• **Exercise prompt**
Pick out all lines in the listing holding the string "color" and copy them.

• **Recorded information**
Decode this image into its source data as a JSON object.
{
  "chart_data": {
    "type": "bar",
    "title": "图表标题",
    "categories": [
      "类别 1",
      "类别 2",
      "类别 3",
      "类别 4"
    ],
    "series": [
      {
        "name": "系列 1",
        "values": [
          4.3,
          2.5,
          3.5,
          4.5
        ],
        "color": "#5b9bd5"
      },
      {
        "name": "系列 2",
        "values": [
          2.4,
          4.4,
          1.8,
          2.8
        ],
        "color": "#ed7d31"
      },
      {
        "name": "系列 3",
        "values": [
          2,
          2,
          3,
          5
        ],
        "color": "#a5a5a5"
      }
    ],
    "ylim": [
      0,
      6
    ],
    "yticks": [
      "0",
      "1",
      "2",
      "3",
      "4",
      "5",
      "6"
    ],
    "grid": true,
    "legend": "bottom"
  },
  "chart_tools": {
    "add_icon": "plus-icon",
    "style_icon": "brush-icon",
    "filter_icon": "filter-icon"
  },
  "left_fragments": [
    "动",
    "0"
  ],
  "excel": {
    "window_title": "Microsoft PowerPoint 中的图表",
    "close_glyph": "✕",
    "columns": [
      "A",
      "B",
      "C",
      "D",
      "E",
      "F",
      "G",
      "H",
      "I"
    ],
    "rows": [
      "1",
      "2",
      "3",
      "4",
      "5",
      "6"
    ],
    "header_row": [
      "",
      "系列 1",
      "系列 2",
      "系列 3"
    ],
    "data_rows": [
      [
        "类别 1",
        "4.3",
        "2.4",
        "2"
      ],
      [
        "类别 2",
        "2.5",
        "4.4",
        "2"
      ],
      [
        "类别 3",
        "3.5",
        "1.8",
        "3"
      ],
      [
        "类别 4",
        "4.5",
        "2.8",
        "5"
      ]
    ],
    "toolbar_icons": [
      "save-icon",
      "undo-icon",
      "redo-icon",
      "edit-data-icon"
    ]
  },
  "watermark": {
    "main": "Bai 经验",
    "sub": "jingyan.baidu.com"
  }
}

• **Full solution**
        "color": "#5b9bd5"
        "color": "#ed7d31"
        "color": "#a5a5a5"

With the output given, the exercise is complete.